-- Start of Data for this task --

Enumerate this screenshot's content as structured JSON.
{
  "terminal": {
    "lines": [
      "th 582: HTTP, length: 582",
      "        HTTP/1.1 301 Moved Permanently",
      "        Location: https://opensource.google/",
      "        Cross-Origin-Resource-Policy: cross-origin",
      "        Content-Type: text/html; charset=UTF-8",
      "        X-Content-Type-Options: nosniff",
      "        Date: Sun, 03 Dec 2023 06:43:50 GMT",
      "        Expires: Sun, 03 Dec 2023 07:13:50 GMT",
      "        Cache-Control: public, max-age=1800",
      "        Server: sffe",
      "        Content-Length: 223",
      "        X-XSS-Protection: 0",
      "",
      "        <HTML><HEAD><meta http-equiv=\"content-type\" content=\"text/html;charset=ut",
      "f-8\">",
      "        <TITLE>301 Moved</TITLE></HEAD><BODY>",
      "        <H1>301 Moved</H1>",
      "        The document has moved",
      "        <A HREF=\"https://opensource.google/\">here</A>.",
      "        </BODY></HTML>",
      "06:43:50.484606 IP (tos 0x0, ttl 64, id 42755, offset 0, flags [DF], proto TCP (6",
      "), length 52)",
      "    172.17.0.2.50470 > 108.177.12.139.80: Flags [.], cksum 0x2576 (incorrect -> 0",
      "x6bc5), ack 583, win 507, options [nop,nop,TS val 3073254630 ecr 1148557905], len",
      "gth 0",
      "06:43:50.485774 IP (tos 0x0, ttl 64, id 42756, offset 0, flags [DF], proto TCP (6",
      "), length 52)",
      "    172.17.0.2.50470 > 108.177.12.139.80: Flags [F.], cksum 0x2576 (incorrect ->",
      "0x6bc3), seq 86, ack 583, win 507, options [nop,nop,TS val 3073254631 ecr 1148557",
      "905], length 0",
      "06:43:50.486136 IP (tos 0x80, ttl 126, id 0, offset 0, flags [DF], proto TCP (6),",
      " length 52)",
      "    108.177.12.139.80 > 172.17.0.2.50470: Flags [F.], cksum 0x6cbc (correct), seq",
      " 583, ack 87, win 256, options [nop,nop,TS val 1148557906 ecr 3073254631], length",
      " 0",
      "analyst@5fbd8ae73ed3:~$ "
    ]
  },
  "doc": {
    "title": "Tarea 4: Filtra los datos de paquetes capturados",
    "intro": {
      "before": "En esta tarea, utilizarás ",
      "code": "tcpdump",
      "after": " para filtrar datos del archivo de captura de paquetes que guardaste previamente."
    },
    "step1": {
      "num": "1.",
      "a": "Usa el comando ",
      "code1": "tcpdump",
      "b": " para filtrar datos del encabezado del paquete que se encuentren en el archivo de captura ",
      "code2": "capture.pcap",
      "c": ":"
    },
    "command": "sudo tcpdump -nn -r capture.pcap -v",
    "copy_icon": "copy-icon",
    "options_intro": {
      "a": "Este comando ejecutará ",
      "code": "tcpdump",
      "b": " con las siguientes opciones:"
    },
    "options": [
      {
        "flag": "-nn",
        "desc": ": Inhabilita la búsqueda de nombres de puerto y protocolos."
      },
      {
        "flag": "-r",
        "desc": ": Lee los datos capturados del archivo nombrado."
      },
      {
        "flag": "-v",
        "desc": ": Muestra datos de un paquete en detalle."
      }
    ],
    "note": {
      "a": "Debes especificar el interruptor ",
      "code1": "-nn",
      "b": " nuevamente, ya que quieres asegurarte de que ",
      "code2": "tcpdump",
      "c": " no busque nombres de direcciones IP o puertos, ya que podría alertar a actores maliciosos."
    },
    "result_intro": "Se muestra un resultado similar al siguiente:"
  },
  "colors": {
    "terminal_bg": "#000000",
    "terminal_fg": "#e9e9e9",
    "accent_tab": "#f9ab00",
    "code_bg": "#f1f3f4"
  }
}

-- End of Data for this task --

Work to be completed.
All of the entries must be quoted exactly; please include each one.

Written answer.
Enumerate this screenshot's content as structured JSON.
{
  "terminal": {
    "lines": [
      "th 582: HTTP, length: 582",
      "        HTTP/1.1 301 Moved Permanently",
      "        Location: https://opensource.google/",
      "        Cross-Origin-Resource-Policy: cross-origin",
      "        Content-Type: text/html; charset=UTF-8",
      "        X-Content-Type-Options: nosniff",
      "        Date: Sun, 03 Dec 2023 06:43:50 GMT",
      "        Expires: Sun, 03 Dec 2023 07:13:50 GMT",
      "        Cache-Control: public, max-age=1800",
      "        Server: sffe",
      "        Content-Length: 223",
      "        X-XSS-Protection: 0",
      "",
      "        <HTML><HEAD><meta http-equiv=\"content-type\" content=\"text/html;charset=ut",
      "f-8\">",
      "        <TITLE>301 Moved</TITLE></HEAD><BODY>",
      "        <H1>301 Moved</H1>",
      "        The document has moved",
      "        <A HREF=\"https://opensource.google/\">here</A>.",
      "        </BODY></HTML>",
      "06:43:50.484606 IP (tos 0x0, ttl 64, id 42755, offset 0, flags [DF], proto TCP (6",
      "), length 52)",
      "    172.17.0.2.50470 > 108.177.12.139.80: Flags [.], cksum 0x2576 (incorrect -> 0",
      "x6bc5), ack 583, win 507, options [nop,nop,TS val 3073254630 ecr 1148557905], len",
      "gth 0",
      "06:43:50.485774 IP (tos 0x0, ttl 64, id 42756, offset 0, flags [DF], proto TCP (6",
      "), length 52)",
      "    172.17.0.2.50470 > 108.177.12.139.80: Flags [F.], cksum 0x2576 (incorrect ->",
      "0x6bc3), seq 86, ack 583, win 507, options [nop,nop,TS val 3073254631 ecr 1148557",
      "905], length 0",
      "06:43:50.486136 IP (tos 0x80, ttl 126, id 0, offset 0, flags [DF], proto TCP (6),",
      " length 52)",
      "    108.177.12.139.80 > 172.17.0.2.50470: Flags [F.], cksum 0x6cbc (correct), seq",
      " 583, ack 87, win 256, options [nop,nop,TS val 1148557906 ecr 3073254631], length",
      " 0",
      "analyst@5fbd8ae73ed3:~$ "
    ]
  },
  "doc": {
    "title": "Tarea 4: Filtra los datos de paquetes capturados",
    "intro": {
      "before": "En esta tarea, utilizarás ",
      "code": "tcpdump",
      "after": " para filtrar datos del archivo de captura de paquetes que guardaste previamente."
    },
    "step1": {
      "num": "1.",
      "a": "Usa el comando ",
      "code1": "tcpdump",
      "b": " para filtrar datos del encabezado del paquete que se encuentren en el archivo de captura ",
      "code2": "capture.pcap",
      "c": ":"
    },
    "command": "sudo tcpdump -nn -r capture.pcap -v",
    "copy_icon": "copy-icon",
    "options_intro": {
      "a": "Este comando ejecutará ",
      "code": "tcpdump",
      "b": " con las siguientes opciones:"
    },
    "options": [
      {
        "flag": "-nn",
        "desc": ": Inhabilita la búsqueda de nombres de puerto y protocolos."
      },
      {
        "flag": "-r",
        "desc": ": Lee los datos capturados del archivo nombrado."
      },
      {
        "flag": "-v",
        "desc": ": Muestra datos de un paquete en detalle."
      }
    ],
    "note": {
      "a": "Debes especificar el interruptor ",
      "code1": "-nn",
      "b": " nuevamente, ya que quieres asegurarte de que ",
      "code2": "tcpdump",
      "c": " no busque nombres de direcciones IP o puertos, ya que podría alertar a actores maliciosos."
    },
    "result_intro": "Se muestra un resultado similar al siguiente:"
  },
  "colors": {
    "terminal_bg": "#000000",
    "terminal_fg": "#e9e9e9",
    "accent_tab": "#f9ab00",
    "code_bg": "#f1f3f4"
  }
}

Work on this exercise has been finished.